# START OF ENTRIES SUPPLIED
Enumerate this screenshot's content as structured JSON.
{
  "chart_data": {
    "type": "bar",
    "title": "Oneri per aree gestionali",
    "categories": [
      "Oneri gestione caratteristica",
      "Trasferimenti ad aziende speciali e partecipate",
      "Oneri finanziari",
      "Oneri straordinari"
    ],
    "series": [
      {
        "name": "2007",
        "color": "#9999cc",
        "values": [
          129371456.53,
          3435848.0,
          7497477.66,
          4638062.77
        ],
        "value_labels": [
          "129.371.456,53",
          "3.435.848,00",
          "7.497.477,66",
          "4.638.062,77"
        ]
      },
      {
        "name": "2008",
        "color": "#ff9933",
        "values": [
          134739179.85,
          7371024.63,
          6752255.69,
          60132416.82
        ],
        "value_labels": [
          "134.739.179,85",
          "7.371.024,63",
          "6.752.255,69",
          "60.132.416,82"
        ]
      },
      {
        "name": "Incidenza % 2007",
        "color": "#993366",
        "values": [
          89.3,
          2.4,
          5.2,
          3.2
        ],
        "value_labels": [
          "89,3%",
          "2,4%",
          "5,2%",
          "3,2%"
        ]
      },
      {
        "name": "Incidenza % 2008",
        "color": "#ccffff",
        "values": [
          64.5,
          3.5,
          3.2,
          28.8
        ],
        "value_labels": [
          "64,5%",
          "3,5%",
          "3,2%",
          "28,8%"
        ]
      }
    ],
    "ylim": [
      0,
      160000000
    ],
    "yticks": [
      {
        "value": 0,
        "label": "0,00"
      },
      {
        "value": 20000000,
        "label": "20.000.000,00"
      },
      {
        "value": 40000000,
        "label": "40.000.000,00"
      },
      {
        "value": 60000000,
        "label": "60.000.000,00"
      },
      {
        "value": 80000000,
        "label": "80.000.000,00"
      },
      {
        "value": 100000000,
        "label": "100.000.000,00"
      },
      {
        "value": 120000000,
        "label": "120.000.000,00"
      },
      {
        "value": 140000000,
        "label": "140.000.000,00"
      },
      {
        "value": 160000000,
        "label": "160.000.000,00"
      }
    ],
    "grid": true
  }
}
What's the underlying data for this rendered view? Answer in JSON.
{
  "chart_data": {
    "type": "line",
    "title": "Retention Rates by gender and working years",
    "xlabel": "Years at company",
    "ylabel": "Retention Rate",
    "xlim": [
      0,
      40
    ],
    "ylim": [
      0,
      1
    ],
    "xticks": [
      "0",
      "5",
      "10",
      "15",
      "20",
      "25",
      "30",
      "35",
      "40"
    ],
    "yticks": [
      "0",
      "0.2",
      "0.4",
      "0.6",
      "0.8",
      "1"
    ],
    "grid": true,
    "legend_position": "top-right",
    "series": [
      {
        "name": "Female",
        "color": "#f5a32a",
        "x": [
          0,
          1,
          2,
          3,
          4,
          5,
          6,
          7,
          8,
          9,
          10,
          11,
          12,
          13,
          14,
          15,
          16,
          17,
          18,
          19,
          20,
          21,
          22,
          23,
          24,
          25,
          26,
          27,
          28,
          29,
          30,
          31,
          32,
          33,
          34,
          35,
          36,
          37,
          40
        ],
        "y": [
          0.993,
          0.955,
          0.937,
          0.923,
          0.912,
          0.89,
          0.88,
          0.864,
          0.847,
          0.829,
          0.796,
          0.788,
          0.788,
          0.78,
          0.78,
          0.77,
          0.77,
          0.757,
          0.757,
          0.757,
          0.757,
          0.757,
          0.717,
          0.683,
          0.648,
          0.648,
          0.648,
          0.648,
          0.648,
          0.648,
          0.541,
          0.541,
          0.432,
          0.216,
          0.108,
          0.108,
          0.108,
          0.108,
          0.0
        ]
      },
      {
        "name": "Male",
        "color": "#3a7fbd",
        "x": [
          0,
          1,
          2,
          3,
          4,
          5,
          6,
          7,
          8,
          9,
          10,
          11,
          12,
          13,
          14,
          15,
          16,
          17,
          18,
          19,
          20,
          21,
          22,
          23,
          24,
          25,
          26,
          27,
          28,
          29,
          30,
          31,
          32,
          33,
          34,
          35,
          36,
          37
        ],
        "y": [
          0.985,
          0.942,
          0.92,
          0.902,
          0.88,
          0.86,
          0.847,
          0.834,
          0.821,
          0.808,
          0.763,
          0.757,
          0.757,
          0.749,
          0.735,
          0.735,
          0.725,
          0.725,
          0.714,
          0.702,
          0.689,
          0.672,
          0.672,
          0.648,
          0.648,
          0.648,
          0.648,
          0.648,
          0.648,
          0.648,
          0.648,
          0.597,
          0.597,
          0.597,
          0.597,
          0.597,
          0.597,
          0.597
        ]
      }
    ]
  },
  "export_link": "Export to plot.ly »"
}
# END OF ENTRIES SUPPLIED
WRITTEN TASK:
Filter lines by "Incidenza" and return each hit.

RESULT OF THIS EXERCISE:
        "name": "Incidenza % 2007",
        "name": "Incidenza % 2008",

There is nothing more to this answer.